## What is being asked
Copy each line holding the string "aurifications".

## Task input
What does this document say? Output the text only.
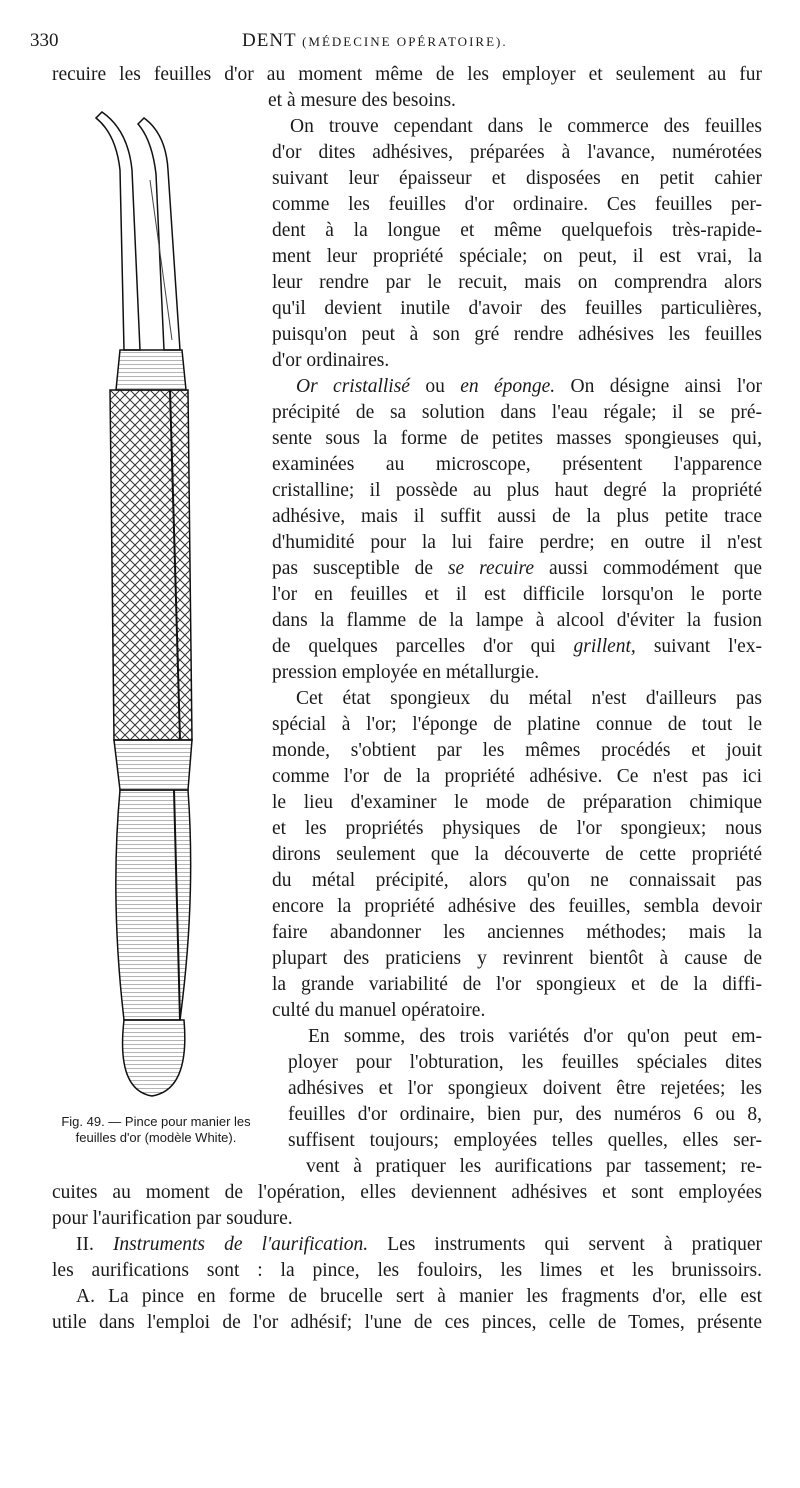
330	DENT (MÉDECINE OPÉRATOIRE).
Fig. 49. — Pince pour manier les
feuilles d'or (modèle White).
recuire les feuilles d'or au moment même de les employer et seulement au fur
et à mesure des besoins.
On trouve cependant dans le commerce des feuilles
d'or dites adhésives, préparées à l'avance, numérotées
suivant leur épaisseur et disposées en petit cahier
comme les feuilles d'or ordinaire. Ces feuilles per-
dent à la longue et même quelquefois très-rapide-
ment leur propriété spéciale; on peut, il est vrai, la
leur rendre par le recuit, mais on comprendra alors
qu'il devient inutile d'avoir des feuilles particulières,
puisqu'on peut à son gré rendre adhésives les feuilles
d'or ordinaires.
Or cristallisé ou en éponge. On désigne ainsi l'or
précipité de sa solution dans l'eau régale; il se pré-
sente sous la forme de petites masses spongieuses qui,
examinées au microscope, présentent l'apparence
cristalline; il possède au plus haut degré la propriété
adhésive, mais il suffit aussi de la plus petite trace
d'humidité pour la lui faire perdre; en outre il n'est
pas susceptible de se recuire aussi commodément que
l'or en feuilles et il est difficile lorsqu'on le porte
dans la flamme de la lampe à alcool d'éviter la fusion
de quelques parcelles d'or qui grillent, suivant l'ex-
pression employée en métallurgie.
Cet état spongieux du métal n'est d'ailleurs pas
spécial à l'or; l'éponge de platine connue de tout le
monde, s'obtient par les mêmes procédés et jouit
comme l'or de la propriété adhésive. Ce n'est pas ici
le lieu d'examiner le mode de préparation chimique
et les propriétés physiques de l'or spongieux; nous
dirons seulement que la découverte de cette propriété
du métal précipité, alors qu'on ne connaissait pas
encore la propriété adhésive des feuilles, sembla devoir
faire abandonner les anciennes méthodes; mais la
plupart des praticiens y revinrent bientôt à cause de
la grande variabilité de l'or spongieux et de la diffi-
culté du manuel opératoire.
En somme, des trois variétés d'or qu'on peut em-
ployer pour l'obturation, les feuilles spéciales dites
adhésives et l'or spongieux doivent être rejetées; les
feuilles d'or ordinaire, bien pur, des numéros 6 ou 8,
suffisent toujours; employées telles quelles, elles ser-
vent à pratiquer les aurifications par tassement; re-
cuites au moment de l'opération, elles deviennent adhésives et sont employées
pour l'aurification par soudure.
II. Instruments de l'aurification. Les instruments qui servent à pratiquer
les aurifications sont : la pince, les fouloirs, les limes et les brunissoirs.
A. La pince en forme de brucelle sert à manier les fragments d'or, elle est
utile dans l'emploi de l'or adhésif; l'une de ces pinces, celle de Tomes, présente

## Finished exercise
vent à pratiquer les aurifications par tassement; re-
les aurifications sont : la pince, les fouloirs, les limes et les brunissoirs.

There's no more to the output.